- Goal of the exercise
Extract the lines that carry the string "describes" from the listing.

[Entries with figure data]
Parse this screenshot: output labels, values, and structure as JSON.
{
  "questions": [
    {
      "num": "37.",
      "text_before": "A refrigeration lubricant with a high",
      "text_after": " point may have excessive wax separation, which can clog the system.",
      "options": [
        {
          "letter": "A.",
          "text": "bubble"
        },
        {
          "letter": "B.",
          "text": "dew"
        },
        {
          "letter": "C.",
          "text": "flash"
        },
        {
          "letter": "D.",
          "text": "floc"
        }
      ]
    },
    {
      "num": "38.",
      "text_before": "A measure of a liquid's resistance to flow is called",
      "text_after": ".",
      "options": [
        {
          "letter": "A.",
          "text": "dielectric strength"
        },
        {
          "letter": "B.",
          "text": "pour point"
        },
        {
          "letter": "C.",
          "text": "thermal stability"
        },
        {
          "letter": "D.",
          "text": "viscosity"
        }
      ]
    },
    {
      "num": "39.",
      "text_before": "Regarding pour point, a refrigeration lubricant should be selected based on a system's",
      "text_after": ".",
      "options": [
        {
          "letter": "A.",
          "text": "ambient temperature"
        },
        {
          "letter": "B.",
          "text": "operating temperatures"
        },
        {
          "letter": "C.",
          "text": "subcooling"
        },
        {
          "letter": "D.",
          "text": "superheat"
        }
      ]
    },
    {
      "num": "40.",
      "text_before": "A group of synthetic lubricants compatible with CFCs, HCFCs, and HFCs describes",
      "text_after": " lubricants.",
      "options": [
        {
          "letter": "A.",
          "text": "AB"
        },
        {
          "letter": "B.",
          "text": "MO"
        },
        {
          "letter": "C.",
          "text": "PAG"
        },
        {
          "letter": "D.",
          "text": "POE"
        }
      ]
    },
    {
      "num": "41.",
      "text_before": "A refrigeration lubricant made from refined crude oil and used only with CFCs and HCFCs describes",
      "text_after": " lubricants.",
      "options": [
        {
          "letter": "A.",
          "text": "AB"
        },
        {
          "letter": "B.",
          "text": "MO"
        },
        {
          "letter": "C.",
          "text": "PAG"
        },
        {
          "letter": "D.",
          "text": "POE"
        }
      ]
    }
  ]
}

- Solution to the exercise
      "text_before": "A group of synthetic lubricants compatible with CFCs, HCFCs, and HFCs describes",
      "text_before": "A refrigeration lubricant made from refined crude oil and used only with CFCs and HCFCs describes",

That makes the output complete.